Source records

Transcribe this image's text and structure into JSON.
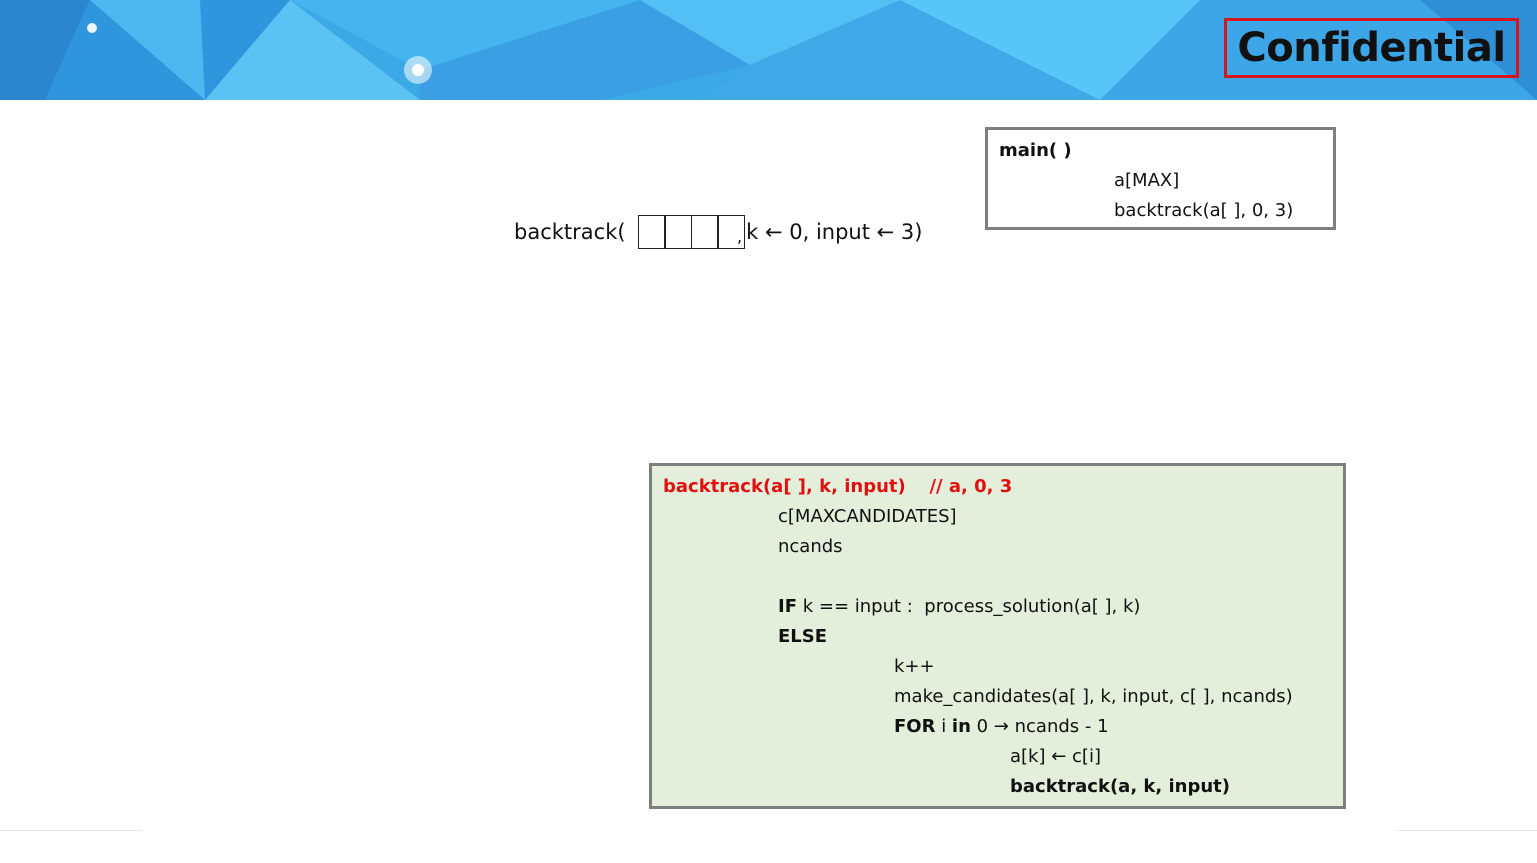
{
  "header": {
    "badge": "Confidential"
  },
  "call": {
    "prefix": "backtrack(",
    "comma": ",",
    "suffix": "k  ←  0,  input  ←  3)"
  },
  "main_box": {
    "title": "main( )",
    "line1": "a[MAX]",
    "line2": "backtrack(a[ ], 0, 3)"
  },
  "code": {
    "signature": "backtrack(a[ ], k, input)",
    "comment": "// a, 0, 3",
    "decl1": "c[MAXCANDIDATES]",
    "decl2": "ncands",
    "if_kw": "IF",
    "if_rest": " k == input :  process_solution(a[ ], k)",
    "else_kw": "ELSE",
    "inc": "k++",
    "make": "make_candidates(a[ ], k, input, c[ ], ncands)",
    "for_kw": "FOR",
    "for_mid1": " i ",
    "for_in": "in",
    "for_rest": " 0 → ncands - 1",
    "assign": "a[k] ← c[i]",
    "recurse": "backtrack(a, k, input)"
  },
  "colors": {
    "banner": "#3aa9e6",
    "badge_border": "#d9141c",
    "code_bg": "#e3efda",
    "signature": "#e01010"
  }
}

Task to complete —
Write the entries above out again exactly, but not the pictures.

Response to this task —
Transcribe this image's text and structure into JSON.
{
  "header": {
    "badge": "Confidential"
  },
  "call": {
    "prefix": "backtrack(",
    "comma": ",",
    "suffix": "k  ←  0,  input  ←  3)"
  },
  "main_box": {
    "title": "main( )",
    "line1": "a[MAX]",
    "line2": "backtrack(a[ ], 0, 3)"
  },
  "code": {
    "signature": "backtrack(a[ ], k, input)",
    "comment": "// a, 0, 3",
    "decl1": "c[MAXCANDIDATES]",
    "decl2": "ncands",
    "if_kw": "IF",
    "if_rest": " k == input :  process_solution(a[ ], k)",
    "else_kw": "ELSE",
    "inc": "k++",
    "make": "make_candidates(a[ ], k, input, c[ ], ncands)",
    "for_kw": "FOR",
    "for_mid1": " i ",
    "for_in": "in",
    "for_rest": " 0 → ncands - 1",
    "assign": "a[k] ← c[i]",
    "recurse": "backtrack(a, k, input)"
  },
  "colors": {
    "banner": "#3aa9e6",
    "badge_border": "#d9141c",
    "code_bg": "#e3efda",
    "signature": "#e01010"
  }
}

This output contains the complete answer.